#### [Objective]
Go through the data below and copy it exactly, skipping every picture.

Entries taken from a collection:

_ _ _ _ _

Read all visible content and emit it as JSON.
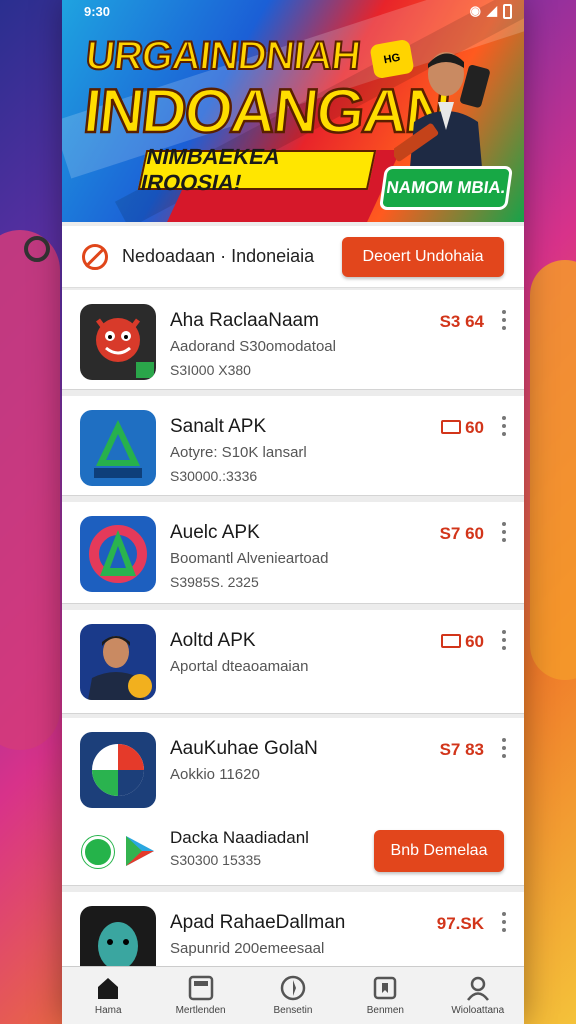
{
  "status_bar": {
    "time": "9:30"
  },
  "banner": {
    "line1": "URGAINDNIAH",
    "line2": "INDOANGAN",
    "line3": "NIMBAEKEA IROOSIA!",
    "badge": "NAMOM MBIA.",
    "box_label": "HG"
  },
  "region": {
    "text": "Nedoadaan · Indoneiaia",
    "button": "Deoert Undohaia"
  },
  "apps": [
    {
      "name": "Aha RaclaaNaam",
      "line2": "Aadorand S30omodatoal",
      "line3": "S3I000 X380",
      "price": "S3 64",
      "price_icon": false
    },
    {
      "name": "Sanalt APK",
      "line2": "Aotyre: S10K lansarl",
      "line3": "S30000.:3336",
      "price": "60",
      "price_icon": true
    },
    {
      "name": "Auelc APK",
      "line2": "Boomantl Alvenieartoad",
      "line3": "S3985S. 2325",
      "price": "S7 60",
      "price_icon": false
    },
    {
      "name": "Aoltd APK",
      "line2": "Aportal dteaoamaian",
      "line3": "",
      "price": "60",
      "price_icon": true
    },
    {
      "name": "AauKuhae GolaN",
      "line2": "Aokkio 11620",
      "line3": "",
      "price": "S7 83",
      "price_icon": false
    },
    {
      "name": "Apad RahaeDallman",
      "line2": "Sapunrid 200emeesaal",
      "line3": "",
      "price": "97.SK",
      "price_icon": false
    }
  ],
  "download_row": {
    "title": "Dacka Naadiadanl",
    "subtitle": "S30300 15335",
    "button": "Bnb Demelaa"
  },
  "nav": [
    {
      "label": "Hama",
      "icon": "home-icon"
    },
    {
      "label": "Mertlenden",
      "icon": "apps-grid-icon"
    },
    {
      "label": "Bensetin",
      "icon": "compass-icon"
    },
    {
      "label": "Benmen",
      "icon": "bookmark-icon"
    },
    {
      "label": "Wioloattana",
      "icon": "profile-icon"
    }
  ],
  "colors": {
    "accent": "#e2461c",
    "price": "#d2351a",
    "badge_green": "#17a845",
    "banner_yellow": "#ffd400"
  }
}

_ _ _ _ _

#### [Answer]
Read all visible content and emit it as JSON.
{
  "status_bar": {
    "time": "9:30"
  },
  "banner": {
    "line1": "URGAINDNIAH",
    "line2": "INDOANGAN",
    "line3": "NIMBAEKEA IROOSIA!",
    "badge": "NAMOM MBIA.",
    "box_label": "HG"
  },
  "region": {
    "text": "Nedoadaan · Indoneiaia",
    "button": "Deoert Undohaia"
  },
  "apps": [
    {
      "name": "Aha RaclaaNaam",
      "line2": "Aadorand S30omodatoal",
      "line3": "S3I000 X380",
      "price": "S3 64",
      "price_icon": false
    },
    {
      "name": "Sanalt APK",
      "line2": "Aotyre: S10K lansarl",
      "line3": "S30000.:3336",
      "price": "60",
      "price_icon": true
    },
    {
      "name": "Auelc APK",
      "line2": "Boomantl Alvenieartoad",
      "line3": "S3985S. 2325",
      "price": "S7 60",
      "price_icon": false
    },
    {
      "name": "Aoltd APK",
      "line2": "Aportal dteaoamaian",
      "line3": "",
      "price": "60",
      "price_icon": true
    },
    {
      "name": "AauKuhae GolaN",
      "line2": "Aokkio 11620",
      "line3": "",
      "price": "S7 83",
      "price_icon": false
    },
    {
      "name": "Apad RahaeDallman",
      "line2": "Sapunrid 200emeesaal",
      "line3": "",
      "price": "97.SK",
      "price_icon": false
    }
  ],
  "download_row": {
    "title": "Dacka Naadiadanl",
    "subtitle": "S30300 15335",
    "button": "Bnb Demelaa"
  },
  "nav": [
    {
      "label": "Hama",
      "icon": "home-icon"
    },
    {
      "label": "Mertlenden",
      "icon": "apps-grid-icon"
    },
    {
      "label": "Bensetin",
      "icon": "compass-icon"
    },
    {
      "label": "Benmen",
      "icon": "bookmark-icon"
    },
    {
      "label": "Wioloattana",
      "icon": "profile-icon"
    }
  ],
  "colors": {
    "accent": "#e2461c",
    "price": "#d2351a",
    "badge_green": "#17a845",
    "banner_yellow": "#ffd400"
  }
}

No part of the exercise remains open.